Records contained in a dataset:
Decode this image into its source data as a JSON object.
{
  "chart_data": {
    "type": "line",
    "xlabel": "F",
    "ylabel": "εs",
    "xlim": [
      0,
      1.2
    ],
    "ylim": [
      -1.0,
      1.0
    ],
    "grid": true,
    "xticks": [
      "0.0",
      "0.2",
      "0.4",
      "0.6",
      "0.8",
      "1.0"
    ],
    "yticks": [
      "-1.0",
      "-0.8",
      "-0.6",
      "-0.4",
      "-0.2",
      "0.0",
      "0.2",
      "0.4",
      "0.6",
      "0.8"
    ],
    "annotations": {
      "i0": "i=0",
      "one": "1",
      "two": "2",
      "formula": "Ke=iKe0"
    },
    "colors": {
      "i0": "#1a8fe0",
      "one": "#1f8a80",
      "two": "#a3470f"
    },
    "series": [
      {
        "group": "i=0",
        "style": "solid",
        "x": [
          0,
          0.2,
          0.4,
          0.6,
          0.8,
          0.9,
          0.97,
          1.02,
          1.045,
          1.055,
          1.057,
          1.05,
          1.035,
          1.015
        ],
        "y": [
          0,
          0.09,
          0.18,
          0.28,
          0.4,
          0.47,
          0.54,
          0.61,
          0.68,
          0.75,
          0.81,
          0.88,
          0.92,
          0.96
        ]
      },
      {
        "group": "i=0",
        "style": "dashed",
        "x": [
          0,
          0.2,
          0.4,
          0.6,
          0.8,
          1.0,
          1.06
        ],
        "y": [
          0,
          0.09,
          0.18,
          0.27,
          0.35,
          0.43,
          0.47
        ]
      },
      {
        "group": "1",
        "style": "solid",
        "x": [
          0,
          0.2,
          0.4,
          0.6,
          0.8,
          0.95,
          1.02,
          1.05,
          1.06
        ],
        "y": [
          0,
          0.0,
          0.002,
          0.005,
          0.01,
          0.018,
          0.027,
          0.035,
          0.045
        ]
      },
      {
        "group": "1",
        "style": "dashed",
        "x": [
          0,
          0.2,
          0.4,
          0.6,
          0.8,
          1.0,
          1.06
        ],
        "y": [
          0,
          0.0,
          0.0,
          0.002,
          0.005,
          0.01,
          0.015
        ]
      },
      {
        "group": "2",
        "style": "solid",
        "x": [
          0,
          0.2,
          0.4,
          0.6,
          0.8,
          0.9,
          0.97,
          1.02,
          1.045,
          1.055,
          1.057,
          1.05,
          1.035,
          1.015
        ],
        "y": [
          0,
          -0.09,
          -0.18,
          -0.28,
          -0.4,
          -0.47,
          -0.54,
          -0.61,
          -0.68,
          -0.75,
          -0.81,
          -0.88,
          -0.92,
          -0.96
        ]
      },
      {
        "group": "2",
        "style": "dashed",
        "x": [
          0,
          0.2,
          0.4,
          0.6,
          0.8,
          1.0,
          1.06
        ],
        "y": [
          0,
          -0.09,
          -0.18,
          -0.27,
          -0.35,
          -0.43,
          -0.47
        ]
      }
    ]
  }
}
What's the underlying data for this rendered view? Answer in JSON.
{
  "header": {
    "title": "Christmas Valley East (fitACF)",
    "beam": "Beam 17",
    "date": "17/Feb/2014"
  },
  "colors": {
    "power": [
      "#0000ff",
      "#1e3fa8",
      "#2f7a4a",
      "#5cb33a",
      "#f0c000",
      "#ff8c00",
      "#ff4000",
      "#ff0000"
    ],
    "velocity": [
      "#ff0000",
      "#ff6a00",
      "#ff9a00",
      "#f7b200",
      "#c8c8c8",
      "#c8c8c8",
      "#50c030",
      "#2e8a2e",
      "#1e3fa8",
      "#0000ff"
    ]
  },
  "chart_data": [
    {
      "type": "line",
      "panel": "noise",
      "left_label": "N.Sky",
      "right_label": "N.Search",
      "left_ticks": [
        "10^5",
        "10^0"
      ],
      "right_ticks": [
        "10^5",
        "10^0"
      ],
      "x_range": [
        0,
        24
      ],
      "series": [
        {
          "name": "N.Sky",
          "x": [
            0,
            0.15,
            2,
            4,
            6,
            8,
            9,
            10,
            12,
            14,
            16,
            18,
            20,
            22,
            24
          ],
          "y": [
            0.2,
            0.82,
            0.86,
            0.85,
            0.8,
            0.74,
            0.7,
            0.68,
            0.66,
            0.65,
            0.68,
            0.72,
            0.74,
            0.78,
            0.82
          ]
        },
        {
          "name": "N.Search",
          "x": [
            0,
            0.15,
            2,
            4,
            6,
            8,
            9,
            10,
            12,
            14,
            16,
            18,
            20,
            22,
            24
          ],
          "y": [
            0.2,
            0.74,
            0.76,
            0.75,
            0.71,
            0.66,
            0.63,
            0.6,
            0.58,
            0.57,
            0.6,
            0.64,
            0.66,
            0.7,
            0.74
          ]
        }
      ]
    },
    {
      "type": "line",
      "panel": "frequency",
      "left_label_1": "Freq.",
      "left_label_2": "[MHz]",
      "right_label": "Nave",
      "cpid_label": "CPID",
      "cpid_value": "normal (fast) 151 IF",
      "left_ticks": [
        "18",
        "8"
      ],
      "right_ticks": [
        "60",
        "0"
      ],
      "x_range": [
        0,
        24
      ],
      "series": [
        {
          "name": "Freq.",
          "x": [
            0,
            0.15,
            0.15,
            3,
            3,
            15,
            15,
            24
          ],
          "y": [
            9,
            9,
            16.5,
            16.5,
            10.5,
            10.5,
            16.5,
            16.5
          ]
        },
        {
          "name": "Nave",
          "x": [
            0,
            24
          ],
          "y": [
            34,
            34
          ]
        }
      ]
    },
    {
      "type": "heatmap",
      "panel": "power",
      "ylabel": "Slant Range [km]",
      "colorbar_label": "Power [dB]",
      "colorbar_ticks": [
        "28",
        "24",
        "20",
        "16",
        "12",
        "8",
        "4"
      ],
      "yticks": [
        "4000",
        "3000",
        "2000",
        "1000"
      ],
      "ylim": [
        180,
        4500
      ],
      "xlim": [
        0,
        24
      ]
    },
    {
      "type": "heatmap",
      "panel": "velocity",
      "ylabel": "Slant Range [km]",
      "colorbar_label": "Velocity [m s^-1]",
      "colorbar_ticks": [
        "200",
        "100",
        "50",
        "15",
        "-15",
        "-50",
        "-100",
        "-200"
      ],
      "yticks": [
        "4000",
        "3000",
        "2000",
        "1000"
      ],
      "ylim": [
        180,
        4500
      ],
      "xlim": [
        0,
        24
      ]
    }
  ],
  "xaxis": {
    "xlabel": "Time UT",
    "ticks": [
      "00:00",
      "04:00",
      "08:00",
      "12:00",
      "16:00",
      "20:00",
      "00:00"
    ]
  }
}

EXERCISE DETAILS: Take the lines above and retype all of them exactly.

EXERCISE RESULT:
Decode this image into its source data as a JSON object.
{
  "chart_data": {
    "type": "line",
    "xlabel": "F",
    "ylabel": "εs",
    "xlim": [
      0,
      1.2
    ],
    "ylim": [
      -1.0,
      1.0
    ],
    "grid": true,
    "xticks": [
      "0.0",
      "0.2",
      "0.4",
      "0.6",
      "0.8",
      "1.0"
    ],
    "yticks": [
      "-1.0",
      "-0.8",
      "-0.6",
      "-0.4",
      "-0.2",
      "0.0",
      "0.2",
      "0.4",
      "0.6",
      "0.8"
    ],
    "annotations": {
      "i0": "i=0",
      "one": "1",
      "two": "2",
      "formula": "Ke=iKe0"
    },
    "colors": {
      "i0": "#1a8fe0",
      "one": "#1f8a80",
      "two": "#a3470f"
    },
    "series": [
      {
        "group": "i=0",
        "style": "solid",
        "x": [
          0,
          0.2,
          0.4,
          0.6,
          0.8,
          0.9,
          0.97,
          1.02,
          1.045,
          1.055,
          1.057,
          1.05,
          1.035,
          1.015
        ],
        "y": [
          0,
          0.09,
          0.18,
          0.28,
          0.4,
          0.47,
          0.54,
          0.61,
          0.68,
          0.75,
          0.81,
          0.88,
          0.92,
          0.96
        ]
      },
      {
        "group": "i=0",
        "style": "dashed",
        "x": [
          0,
          0.2,
          0.4,
          0.6,
          0.8,
          1.0,
          1.06
        ],
        "y": [
          0,
          0.09,
          0.18,
          0.27,
          0.35,
          0.43,
          0.47
        ]
      },
      {
        "group": "1",
        "style": "solid",
        "x": [
          0,
          0.2,
          0.4,
          0.6,
          0.8,
          0.95,
          1.02,
          1.05,
          1.06
        ],
        "y": [
          0,
          0.0,
          0.002,
          0.005,
          0.01,
          0.018,
          0.027,
          0.035,
          0.045
        ]
      },
      {
        "group": "1",
        "style": "dashed",
        "x": [
          0,
          0.2,
          0.4,
          0.6,
          0.8,
          1.0,
          1.06
        ],
        "y": [
          0,
          0.0,
          0.0,
          0.002,
          0.005,
          0.01,
          0.015
        ]
      },
      {
        "group": "2",
        "style": "solid",
        "x": [
          0,
          0.2,
          0.4,
          0.6,
          0.8,
          0.9,
          0.97,
          1.02,
          1.045,
          1.055,
          1.057,
          1.05,
          1.035,
          1.015
        ],
        "y": [
          0,
          -0.09,
          -0.18,
          -0.28,
          -0.4,
          -0.47,
          -0.54,
          -0.61,
          -0.68,
          -0.75,
          -0.81,
          -0.88,
          -0.92,
          -0.96
        ]
      },
      {
        "group": "2",
        "style": "dashed",
        "x": [
          0,
          0.2,
          0.4,
          0.6,
          0.8,
          1.0,
          1.06
        ],
        "y": [
          0,
          -0.09,
          -0.18,
          -0.27,
          -0.35,
          -0.43,
          -0.47
        ]
      }
    ]
  }
}
What's the underlying data for this rendered view? Answer in JSON.
{
  "header": {
    "title": "Christmas Valley East (fitACF)",
    "beam": "Beam 17",
    "date": "17/Feb/2014"
  },
  "colors": {
    "power": [
      "#0000ff",
      "#1e3fa8",
      "#2f7a4a",
      "#5cb33a",
      "#f0c000",
      "#ff8c00",
      "#ff4000",
      "#ff0000"
    ],
    "velocity": [
      "#ff0000",
      "#ff6a00",
      "#ff9a00",
      "#f7b200",
      "#c8c8c8",
      "#c8c8c8",
      "#50c030",
      "#2e8a2e",
      "#1e3fa8",
      "#0000ff"
    ]
  },
  "chart_data": [
    {
      "type": "line",
      "panel": "noise",
      "left_label": "N.Sky",
      "right_label": "N.Search",
      "left_ticks": [
        "10^5",
        "10^0"
      ],
      "right_ticks": [
        "10^5",
        "10^0"
      ],
      "x_range": [
        0,
        24
      ],
      "series": [
        {
          "name": "N.Sky",
          "x": [
            0,
            0.15,
            2,
            4,
            6,
            8,
            9,
            10,
            12,
            14,
            16,
            18,
            20,
            22,
            24
          ],
          "y": [
            0.2,
            0.82,
            0.86,
            0.85,
            0.8,
            0.74,
            0.7,
            0.68,
            0.66,
            0.65,
            0.68,
            0.72,
            0.74,
            0.78,
            0.82
          ]
        },
        {
          "name": "N.Search",
          "x": [
            0,
            0.15,
            2,
            4,
            6,
            8,
            9,
            10,
            12,
            14,
            16,
            18,
            20,
            22,
            24
          ],
          "y": [
            0.2,
            0.74,
            0.76,
            0.75,
            0.71,
            0.66,
            0.63,
            0.6,
            0.58,
            0.57,
            0.6,
            0.64,
            0.66,
            0.7,
            0.74
          ]
        }
      ]
    },
    {
      "type": "line",
      "panel": "frequency",
      "left_label_1": "Freq.",
      "left_label_2": "[MHz]",
      "right_label": "Nave",
      "cpid_label": "CPID",
      "cpid_value": "normal (fast) 151 IF",
      "left_ticks": [
        "18",
        "8"
      ],
      "right_ticks": [
        "60",
        "0"
      ],
      "x_range": [
        0,
        24
      ],
      "series": [
        {
          "name": "Freq.",
          "x": [
            0,
            0.15,
            0.15,
            3,
            3,
            15,
            15,
            24
          ],
          "y": [
            9,
            9,
            16.5,
            16.5,
            10.5,
            10.5,
            16.5,
            16.5
          ]
        },
        {
          "name": "Nave",
          "x": [
            0,
            24
          ],
          "y": [
            34,
            34
          ]
        }
      ]
    },
    {
      "type": "heatmap",
      "panel": "power",
      "ylabel": "Slant Range [km]",
      "colorbar_label": "Power [dB]",
      "colorbar_ticks": [
        "28",
        "24",
        "20",
        "16",
        "12",
        "8",
        "4"
      ],
      "yticks": [
        "4000",
        "3000",
        "2000",
        "1000"
      ],
      "ylim": [
        180,
        4500
      ],
      "xlim": [
        0,
        24
      ]
    },
    {
      "type": "heatmap",
      "panel": "velocity",
      "ylabel": "Slant Range [km]",
      "colorbar_label": "Velocity [m s^-1]",
      "colorbar_ticks": [
        "200",
        "100",
        "50",
        "15",
        "-15",
        "-50",
        "-100",
        "-200"
      ],
      "yticks": [
        "4000",
        "3000",
        "2000",
        "1000"
      ],
      "ylim": [
        180,
        4500
      ],
      "xlim": [
        0,
        24
      ]
    }
  ],
  "xaxis": {
    "xlabel": "Time UT",
    "ticks": [
      "00:00",
      "04:00",
      "08:00",
      "12:00",
      "16:00",
      "20:00",
      "00:00"
    ]
  }
}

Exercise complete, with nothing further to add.